* **Work instructions**: Write the material out again, line by line, exactly as it is.

··········

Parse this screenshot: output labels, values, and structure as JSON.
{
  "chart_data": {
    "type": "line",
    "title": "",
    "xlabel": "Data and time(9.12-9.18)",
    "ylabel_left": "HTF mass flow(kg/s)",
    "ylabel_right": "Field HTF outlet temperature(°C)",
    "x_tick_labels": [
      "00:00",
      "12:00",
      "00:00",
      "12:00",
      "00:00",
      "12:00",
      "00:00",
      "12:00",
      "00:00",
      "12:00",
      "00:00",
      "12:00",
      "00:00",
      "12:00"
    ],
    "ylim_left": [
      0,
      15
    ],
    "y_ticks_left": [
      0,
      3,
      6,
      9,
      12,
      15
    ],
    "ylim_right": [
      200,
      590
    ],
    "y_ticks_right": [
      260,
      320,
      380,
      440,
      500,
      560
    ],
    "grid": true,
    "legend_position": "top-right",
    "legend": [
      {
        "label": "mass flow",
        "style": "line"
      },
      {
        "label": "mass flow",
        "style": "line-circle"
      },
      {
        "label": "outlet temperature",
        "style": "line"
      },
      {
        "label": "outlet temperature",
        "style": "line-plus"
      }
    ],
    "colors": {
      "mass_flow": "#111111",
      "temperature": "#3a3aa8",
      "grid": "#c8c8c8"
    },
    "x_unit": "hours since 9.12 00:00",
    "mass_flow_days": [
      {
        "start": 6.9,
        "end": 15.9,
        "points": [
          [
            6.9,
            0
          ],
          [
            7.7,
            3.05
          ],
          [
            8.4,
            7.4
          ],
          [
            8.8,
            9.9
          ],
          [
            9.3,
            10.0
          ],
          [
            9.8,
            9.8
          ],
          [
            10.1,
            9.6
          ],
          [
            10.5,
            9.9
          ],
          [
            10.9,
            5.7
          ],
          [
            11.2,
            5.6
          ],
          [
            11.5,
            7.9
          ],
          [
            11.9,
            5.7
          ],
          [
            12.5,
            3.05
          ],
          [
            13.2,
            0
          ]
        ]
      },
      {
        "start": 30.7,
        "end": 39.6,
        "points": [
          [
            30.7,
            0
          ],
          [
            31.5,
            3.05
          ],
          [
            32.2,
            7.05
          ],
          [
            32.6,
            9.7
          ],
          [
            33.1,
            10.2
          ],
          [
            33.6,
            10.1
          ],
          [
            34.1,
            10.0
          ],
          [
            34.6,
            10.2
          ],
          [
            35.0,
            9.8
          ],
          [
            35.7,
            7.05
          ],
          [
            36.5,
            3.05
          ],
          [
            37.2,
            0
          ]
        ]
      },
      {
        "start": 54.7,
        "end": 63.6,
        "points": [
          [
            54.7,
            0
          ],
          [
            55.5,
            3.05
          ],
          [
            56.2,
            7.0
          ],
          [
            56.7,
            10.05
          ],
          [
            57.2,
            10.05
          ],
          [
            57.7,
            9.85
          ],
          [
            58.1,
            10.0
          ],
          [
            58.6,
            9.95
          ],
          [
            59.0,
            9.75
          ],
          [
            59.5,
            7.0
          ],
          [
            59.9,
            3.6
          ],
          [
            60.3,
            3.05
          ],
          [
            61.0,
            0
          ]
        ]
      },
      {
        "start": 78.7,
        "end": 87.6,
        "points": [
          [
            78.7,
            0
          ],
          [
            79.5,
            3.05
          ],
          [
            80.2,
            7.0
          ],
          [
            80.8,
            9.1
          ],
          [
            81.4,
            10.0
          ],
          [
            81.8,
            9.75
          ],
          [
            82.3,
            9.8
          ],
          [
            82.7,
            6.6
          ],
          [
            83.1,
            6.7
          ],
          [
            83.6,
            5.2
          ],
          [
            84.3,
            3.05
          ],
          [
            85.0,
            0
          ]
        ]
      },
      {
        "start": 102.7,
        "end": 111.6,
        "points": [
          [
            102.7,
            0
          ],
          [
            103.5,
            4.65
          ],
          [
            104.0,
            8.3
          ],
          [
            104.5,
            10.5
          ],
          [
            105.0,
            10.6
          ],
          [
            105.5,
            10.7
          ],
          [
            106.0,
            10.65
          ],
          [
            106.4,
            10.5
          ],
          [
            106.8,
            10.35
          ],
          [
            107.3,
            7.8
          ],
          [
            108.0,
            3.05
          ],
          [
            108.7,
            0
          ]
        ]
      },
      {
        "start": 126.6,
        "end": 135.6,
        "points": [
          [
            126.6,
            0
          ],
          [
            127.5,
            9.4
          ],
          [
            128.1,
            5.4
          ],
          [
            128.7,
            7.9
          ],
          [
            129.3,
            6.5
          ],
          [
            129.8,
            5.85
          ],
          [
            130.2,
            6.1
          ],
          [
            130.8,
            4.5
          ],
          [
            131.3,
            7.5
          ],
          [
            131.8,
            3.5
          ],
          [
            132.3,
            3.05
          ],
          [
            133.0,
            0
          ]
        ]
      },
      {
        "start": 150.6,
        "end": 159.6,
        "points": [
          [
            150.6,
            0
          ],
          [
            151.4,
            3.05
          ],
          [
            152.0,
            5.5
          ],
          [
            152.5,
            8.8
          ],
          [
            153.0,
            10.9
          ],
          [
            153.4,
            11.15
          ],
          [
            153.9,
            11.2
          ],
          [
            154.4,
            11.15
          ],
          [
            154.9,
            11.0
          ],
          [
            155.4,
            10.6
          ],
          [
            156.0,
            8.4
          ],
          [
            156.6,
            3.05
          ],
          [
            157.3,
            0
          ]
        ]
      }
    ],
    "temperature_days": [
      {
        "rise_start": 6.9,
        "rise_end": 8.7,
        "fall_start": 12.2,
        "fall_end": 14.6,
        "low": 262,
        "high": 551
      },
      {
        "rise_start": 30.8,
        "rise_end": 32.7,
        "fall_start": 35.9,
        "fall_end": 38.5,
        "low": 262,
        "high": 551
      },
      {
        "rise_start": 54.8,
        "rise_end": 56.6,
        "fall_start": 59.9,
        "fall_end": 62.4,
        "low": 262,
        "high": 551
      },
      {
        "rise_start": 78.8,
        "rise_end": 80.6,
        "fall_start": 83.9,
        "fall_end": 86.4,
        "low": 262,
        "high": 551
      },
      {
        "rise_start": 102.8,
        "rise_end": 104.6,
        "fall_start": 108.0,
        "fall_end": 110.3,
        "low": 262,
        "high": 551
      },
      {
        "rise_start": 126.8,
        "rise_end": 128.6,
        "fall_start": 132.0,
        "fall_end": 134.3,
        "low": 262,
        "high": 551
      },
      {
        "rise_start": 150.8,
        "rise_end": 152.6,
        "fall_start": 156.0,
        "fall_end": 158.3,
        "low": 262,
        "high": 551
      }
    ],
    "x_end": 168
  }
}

··········

* **Result of the exercise**:
Parse this screenshot: output labels, values, and structure as JSON.
{
  "chart_data": {
    "type": "line",
    "title": "",
    "xlabel": "Data and time(9.12-9.18)",
    "ylabel_left": "HTF mass flow(kg/s)",
    "ylabel_right": "Field HTF outlet temperature(°C)",
    "x_tick_labels": [
      "00:00",
      "12:00",
      "00:00",
      "12:00",
      "00:00",
      "12:00",
      "00:00",
      "12:00",
      "00:00",
      "12:00",
      "00:00",
      "12:00",
      "00:00",
      "12:00"
    ],
    "ylim_left": [
      0,
      15
    ],
    "y_ticks_left": [
      0,
      3,
      6,
      9,
      12,
      15
    ],
    "ylim_right": [
      200,
      590
    ],
    "y_ticks_right": [
      260,
      320,
      380,
      440,
      500,
      560
    ],
    "grid": true,
    "legend_position": "top-right",
    "legend": [
      {
        "label": "mass flow",
        "style": "line"
      },
      {
        "label": "mass flow",
        "style": "line-circle"
      },
      {
        "label": "outlet temperature",
        "style": "line"
      },
      {
        "label": "outlet temperature",
        "style": "line-plus"
      }
    ],
    "colors": {
      "mass_flow": "#111111",
      "temperature": "#3a3aa8",
      "grid": "#c8c8c8"
    },
    "x_unit": "hours since 9.12 00:00",
    "mass_flow_days": [
      {
        "start": 6.9,
        "end": 15.9,
        "points": [
          [
            6.9,
            0
          ],
          [
            7.7,
            3.05
          ],
          [
            8.4,
            7.4
          ],
          [
            8.8,
            9.9
          ],
          [
            9.3,
            10.0
          ],
          [
            9.8,
            9.8
          ],
          [
            10.1,
            9.6
          ],
          [
            10.5,
            9.9
          ],
          [
            10.9,
            5.7
          ],
          [
            11.2,
            5.6
          ],
          [
            11.5,
            7.9
          ],
          [
            11.9,
            5.7
          ],
          [
            12.5,
            3.05
          ],
          [
            13.2,
            0
          ]
        ]
      },
      {
        "start": 30.7,
        "end": 39.6,
        "points": [
          [
            30.7,
            0
          ],
          [
            31.5,
            3.05
          ],
          [
            32.2,
            7.05
          ],
          [
            32.6,
            9.7
          ],
          [
            33.1,
            10.2
          ],
          [
            33.6,
            10.1
          ],
          [
            34.1,
            10.0
          ],
          [
            34.6,
            10.2
          ],
          [
            35.0,
            9.8
          ],
          [
            35.7,
            7.05
          ],
          [
            36.5,
            3.05
          ],
          [
            37.2,
            0
          ]
        ]
      },
      {
        "start": 54.7,
        "end": 63.6,
        "points": [
          [
            54.7,
            0
          ],
          [
            55.5,
            3.05
          ],
          [
            56.2,
            7.0
          ],
          [
            56.7,
            10.05
          ],
          [
            57.2,
            10.05
          ],
          [
            57.7,
            9.85
          ],
          [
            58.1,
            10.0
          ],
          [
            58.6,
            9.95
          ],
          [
            59.0,
            9.75
          ],
          [
            59.5,
            7.0
          ],
          [
            59.9,
            3.6
          ],
          [
            60.3,
            3.05
          ],
          [
            61.0,
            0
          ]
        ]
      },
      {
        "start": 78.7,
        "end": 87.6,
        "points": [
          [
            78.7,
            0
          ],
          [
            79.5,
            3.05
          ],
          [
            80.2,
            7.0
          ],
          [
            80.8,
            9.1
          ],
          [
            81.4,
            10.0
          ],
          [
            81.8,
            9.75
          ],
          [
            82.3,
            9.8
          ],
          [
            82.7,
            6.6
          ],
          [
            83.1,
            6.7
          ],
          [
            83.6,
            5.2
          ],
          [
            84.3,
            3.05
          ],
          [
            85.0,
            0
          ]
        ]
      },
      {
        "start": 102.7,
        "end": 111.6,
        "points": [
          [
            102.7,
            0
          ],
          [
            103.5,
            4.65
          ],
          [
            104.0,
            8.3
          ],
          [
            104.5,
            10.5
          ],
          [
            105.0,
            10.6
          ],
          [
            105.5,
            10.7
          ],
          [
            106.0,
            10.65
          ],
          [
            106.4,
            10.5
          ],
          [
            106.8,
            10.35
          ],
          [
            107.3,
            7.8
          ],
          [
            108.0,
            3.05
          ],
          [
            108.7,
            0
          ]
        ]
      },
      {
        "start": 126.6,
        "end": 135.6,
        "points": [
          [
            126.6,
            0
          ],
          [
            127.5,
            9.4
          ],
          [
            128.1,
            5.4
          ],
          [
            128.7,
            7.9
          ],
          [
            129.3,
            6.5
          ],
          [
            129.8,
            5.85
          ],
          [
            130.2,
            6.1
          ],
          [
            130.8,
            4.5
          ],
          [
            131.3,
            7.5
          ],
          [
            131.8,
            3.5
          ],
          [
            132.3,
            3.05
          ],
          [
            133.0,
            0
          ]
        ]
      },
      {
        "start": 150.6,
        "end": 159.6,
        "points": [
          [
            150.6,
            0
          ],
          [
            151.4,
            3.05
          ],
          [
            152.0,
            5.5
          ],
          [
            152.5,
            8.8
          ],
          [
            153.0,
            10.9
          ],
          [
            153.4,
            11.15
          ],
          [
            153.9,
            11.2
          ],
          [
            154.4,
            11.15
          ],
          [
            154.9,
            11.0
          ],
          [
            155.4,
            10.6
          ],
          [
            156.0,
            8.4
          ],
          [
            156.6,
            3.05
          ],
          [
            157.3,
            0
          ]
        ]
      }
    ],
    "temperature_days": [
      {
        "rise_start": 6.9,
        "rise_end": 8.7,
        "fall_start": 12.2,
        "fall_end": 14.6,
        "low": 262,
        "high": 551
      },
      {
        "rise_start": 30.8,
        "rise_end": 32.7,
        "fall_start": 35.9,
        "fall_end": 38.5,
        "low": 262,
        "high": 551
      },
      {
        "rise_start": 54.8,
        "rise_end": 56.6,
        "fall_start": 59.9,
        "fall_end": 62.4,
        "low": 262,
        "high": 551
      },
      {
        "rise_start": 78.8,
        "rise_end": 80.6,
        "fall_start": 83.9,
        "fall_end": 86.4,
        "low": 262,
        "high": 551
      },
      {
        "rise_start": 102.8,
        "rise_end": 104.6,
        "fall_start": 108.0,
        "fall_end": 110.3,
        "low": 262,
        "high": 551
      },
      {
        "rise_start": 126.8,
        "rise_end": 128.6,
        "fall_start": 132.0,
        "fall_end": 134.3,
        "low": 262,
        "high": 551
      },
      {
        "rise_start": 150.8,
        "rise_end": 152.6,
        "fall_start": 156.0,
        "fall_end": 158.3,
        "low": 262,
        "high": 551
      }
    ],
    "x_end": 168
  }
}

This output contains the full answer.